Collect all lines from the records below that include the word "this".

# start of Dataset extract

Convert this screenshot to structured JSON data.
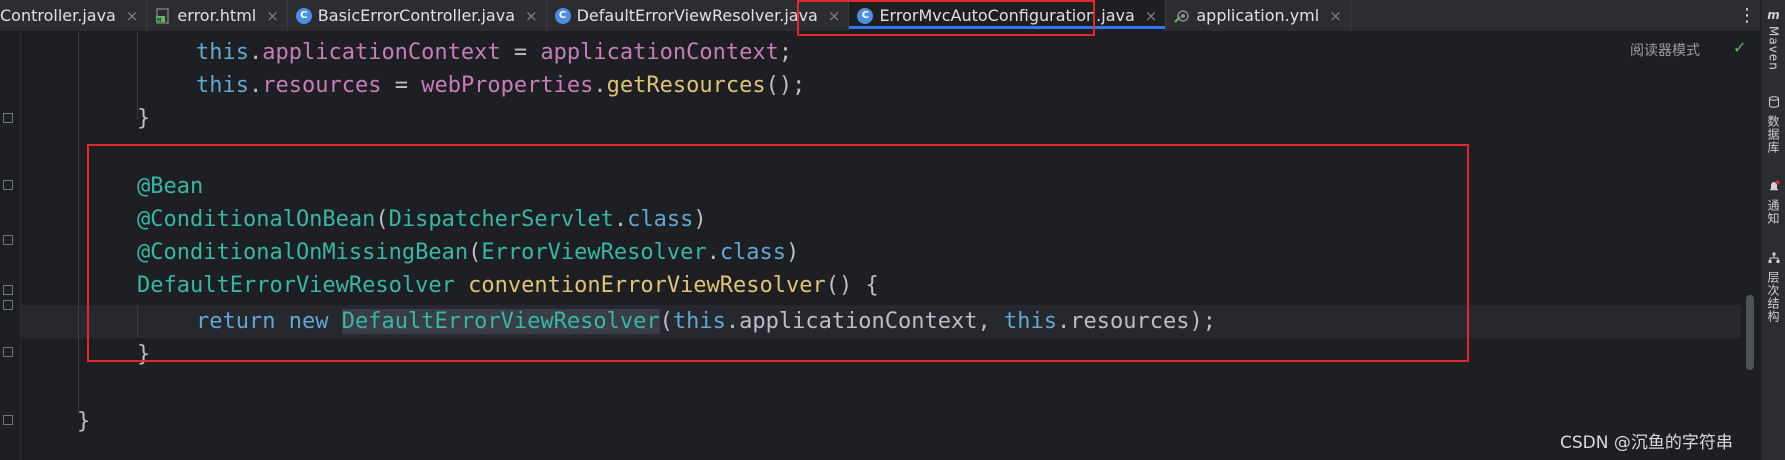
{
  "tabs": [
    {
      "label": "Controller.java",
      "icon": "java-class-icon"
    },
    {
      "label": "error.html",
      "icon": "html-file-icon"
    },
    {
      "label": "BasicErrorController.java",
      "icon": "java-class-icon"
    },
    {
      "label": "DefaultErrorViewResolver.java",
      "icon": "java-class-icon"
    },
    {
      "label": "ErrorMvcAutoConfiguration.java",
      "icon": "java-class-icon",
      "active": true
    },
    {
      "label": "application.yml",
      "icon": "yml-file-icon"
    }
  ],
  "tab_close_glyph": "×",
  "menu_glyph": "⋮",
  "reader_mode": "阅读器模式",
  "toolstrip": {
    "maven": "Maven",
    "database": "数据库",
    "notifications": "通知",
    "structure": "层次结构"
  },
  "code": {
    "l1": {
      "a": "this",
      "b": ".",
      "c": "applicationContext",
      "d": " = ",
      "e": "applicationContext",
      "f": ";"
    },
    "l2": {
      "a": "this",
      "b": ".",
      "c": "resources",
      "d": " = ",
      "e": "webProperties",
      "f": ".",
      "g": "getResources",
      "h": "();"
    },
    "l3": {
      "a": "}"
    },
    "l5": {
      "a": "@Bean"
    },
    "l6": {
      "a": "@ConditionalOnBean",
      "b": "(",
      "c": "DispatcherServlet",
      "d": ".",
      "e": "class",
      "f": ")"
    },
    "l7": {
      "a": "@ConditionalOnMissingBean",
      "b": "(",
      "c": "ErrorViewResolver",
      "d": ".",
      "e": "class",
      "f": ")"
    },
    "l8": {
      "a": "DefaultErrorViewResolver",
      "b": " ",
      "c": "conventionErrorViewResolver",
      "d": "() {"
    },
    "l9": {
      "a": "return",
      "b": " ",
      "c": "new",
      "d": " ",
      "e": "DefaultErrorViewResolver",
      "f": "(",
      "g": "this",
      "h": ".applicationContext, ",
      "i": "this",
      "j": ".resources);"
    },
    "l10": {
      "a": "}"
    },
    "l12": {
      "a": "}"
    }
  },
  "watermark": "CSDN @沉鱼的字符串",
  "colors": {
    "highlight_border": "#e5262b",
    "accent": "#3574f0"
  }
}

# end of Dataset extract

• **The completed task**:
Convert this screenshot to structured JSON data.
      "a": "this",
      "a": "this",
      "g": "this",
      "i": "this",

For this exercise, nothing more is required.